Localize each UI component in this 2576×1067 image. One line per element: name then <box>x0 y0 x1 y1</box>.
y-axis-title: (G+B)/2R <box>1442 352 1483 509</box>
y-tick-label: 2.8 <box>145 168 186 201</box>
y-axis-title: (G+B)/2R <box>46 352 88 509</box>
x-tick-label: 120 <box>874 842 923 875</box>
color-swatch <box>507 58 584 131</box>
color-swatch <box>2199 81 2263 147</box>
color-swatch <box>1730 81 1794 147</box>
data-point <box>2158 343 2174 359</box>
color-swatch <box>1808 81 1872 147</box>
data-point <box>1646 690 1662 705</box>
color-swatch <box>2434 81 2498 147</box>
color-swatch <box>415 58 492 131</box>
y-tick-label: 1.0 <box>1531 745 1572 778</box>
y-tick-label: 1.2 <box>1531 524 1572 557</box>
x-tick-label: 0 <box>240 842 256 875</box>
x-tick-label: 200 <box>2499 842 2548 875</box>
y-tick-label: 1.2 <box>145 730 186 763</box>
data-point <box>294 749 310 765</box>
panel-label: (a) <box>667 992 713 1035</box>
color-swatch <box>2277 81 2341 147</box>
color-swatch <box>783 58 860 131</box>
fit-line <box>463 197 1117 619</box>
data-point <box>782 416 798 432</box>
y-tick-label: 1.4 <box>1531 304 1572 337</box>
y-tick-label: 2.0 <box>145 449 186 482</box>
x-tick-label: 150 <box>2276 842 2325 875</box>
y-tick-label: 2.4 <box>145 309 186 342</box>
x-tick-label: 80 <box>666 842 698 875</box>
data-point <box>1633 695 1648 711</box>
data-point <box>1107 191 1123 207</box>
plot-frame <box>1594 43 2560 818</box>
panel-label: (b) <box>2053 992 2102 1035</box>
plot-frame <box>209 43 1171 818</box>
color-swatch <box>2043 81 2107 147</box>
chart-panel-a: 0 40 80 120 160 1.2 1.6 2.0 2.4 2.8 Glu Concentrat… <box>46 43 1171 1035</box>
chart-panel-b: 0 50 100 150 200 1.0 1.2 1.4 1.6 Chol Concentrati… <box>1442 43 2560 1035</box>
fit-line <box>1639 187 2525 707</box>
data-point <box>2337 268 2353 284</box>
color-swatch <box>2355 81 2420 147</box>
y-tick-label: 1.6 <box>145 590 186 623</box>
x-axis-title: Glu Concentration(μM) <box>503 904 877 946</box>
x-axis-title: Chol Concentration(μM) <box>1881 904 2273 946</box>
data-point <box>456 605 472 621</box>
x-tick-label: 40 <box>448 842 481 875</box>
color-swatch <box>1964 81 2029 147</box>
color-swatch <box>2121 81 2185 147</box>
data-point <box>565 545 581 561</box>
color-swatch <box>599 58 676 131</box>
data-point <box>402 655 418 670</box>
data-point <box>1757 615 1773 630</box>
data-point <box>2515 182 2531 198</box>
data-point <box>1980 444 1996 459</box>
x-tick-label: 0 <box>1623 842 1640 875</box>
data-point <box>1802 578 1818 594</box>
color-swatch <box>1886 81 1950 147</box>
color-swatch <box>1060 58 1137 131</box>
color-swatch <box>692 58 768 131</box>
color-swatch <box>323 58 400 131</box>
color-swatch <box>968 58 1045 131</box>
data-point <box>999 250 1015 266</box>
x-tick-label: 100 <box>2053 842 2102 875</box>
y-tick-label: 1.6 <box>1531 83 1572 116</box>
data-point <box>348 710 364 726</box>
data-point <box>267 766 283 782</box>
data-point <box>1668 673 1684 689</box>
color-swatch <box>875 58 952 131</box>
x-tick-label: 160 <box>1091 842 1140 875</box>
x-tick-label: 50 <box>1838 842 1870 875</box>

## [Objective]
Please copy the listing above again, swapping each "data-point" for "marker" and leaving everything else unchanged.

## [Correct answer]
Localize each UI component in this 2576×1067 image. One line per element: name then <box>x0 y0 x1 y1</box>.
y-axis-title: (G+B)/2R <box>1442 352 1483 509</box>
y-tick-label: 2.8 <box>145 168 186 201</box>
y-axis-title: (G+B)/2R <box>46 352 88 509</box>
x-tick-label: 120 <box>874 842 923 875</box>
color-swatch <box>507 58 584 131</box>
color-swatch <box>2199 81 2263 147</box>
color-swatch <box>1730 81 1794 147</box>
marker <box>2158 343 2174 359</box>
color-swatch <box>1808 81 1872 147</box>
marker <box>1646 690 1662 705</box>
color-swatch <box>2434 81 2498 147</box>
color-swatch <box>415 58 492 131</box>
y-tick-label: 1.0 <box>1531 745 1572 778</box>
y-tick-label: 1.2 <box>1531 524 1572 557</box>
x-tick-label: 0 <box>240 842 256 875</box>
x-tick-label: 200 <box>2499 842 2548 875</box>
y-tick-label: 1.2 <box>145 730 186 763</box>
marker <box>294 749 310 765</box>
panel-label: (a) <box>667 992 713 1035</box>
color-swatch <box>2277 81 2341 147</box>
color-swatch <box>783 58 860 131</box>
fit-line <box>463 197 1117 619</box>
marker <box>782 416 798 432</box>
y-tick-label: 1.4 <box>1531 304 1572 337</box>
y-tick-label: 2.0 <box>145 449 186 482</box>
x-tick-label: 150 <box>2276 842 2325 875</box>
y-tick-label: 2.4 <box>145 309 186 342</box>
x-tick-label: 80 <box>666 842 698 875</box>
marker <box>1633 695 1648 711</box>
marker <box>1107 191 1123 207</box>
plot-frame <box>1594 43 2560 818</box>
panel-label: (b) <box>2053 992 2102 1035</box>
plot-frame <box>209 43 1171 818</box>
color-swatch <box>2043 81 2107 147</box>
chart-panel-a: 0 40 80 120 160 1.2 1.6 2.0 2.4 2.8 Glu Concentrat… <box>46 43 1171 1035</box>
chart-panel-b: 0 50 100 150 200 1.0 1.2 1.4 1.6 Chol Concentrati… <box>1442 43 2560 1035</box>
fit-line <box>1639 187 2525 707</box>
marker <box>2337 268 2353 284</box>
color-swatch <box>2355 81 2420 147</box>
y-tick-label: 1.6 <box>145 590 186 623</box>
x-axis-title: Glu Concentration(μM) <box>503 904 877 946</box>
x-axis-title: Chol Concentration(μM) <box>1881 904 2273 946</box>
marker <box>456 605 472 621</box>
x-tick-label: 40 <box>448 842 481 875</box>
color-swatch <box>1964 81 2029 147</box>
color-swatch <box>2121 81 2185 147</box>
marker <box>565 545 581 561</box>
color-swatch <box>599 58 676 131</box>
marker <box>402 655 418 670</box>
marker <box>1757 615 1773 630</box>
marker <box>2515 182 2531 198</box>
marker <box>1980 444 1996 459</box>
x-tick-label: 0 <box>1623 842 1640 875</box>
marker <box>1802 578 1818 594</box>
color-swatch <box>1886 81 1950 147</box>
color-swatch <box>1060 58 1137 131</box>
color-swatch <box>692 58 768 131</box>
color-swatch <box>323 58 400 131</box>
color-swatch <box>968 58 1045 131</box>
marker <box>999 250 1015 266</box>
x-tick-label: 100 <box>2053 842 2102 875</box>
y-tick-label: 1.6 <box>1531 83 1572 116</box>
marker <box>348 710 364 726</box>
marker <box>267 766 283 782</box>
marker <box>1668 673 1684 689</box>
color-swatch <box>875 58 952 131</box>
x-tick-label: 160 <box>1091 842 1140 875</box>
x-tick-label: 50 <box>1838 842 1870 875</box>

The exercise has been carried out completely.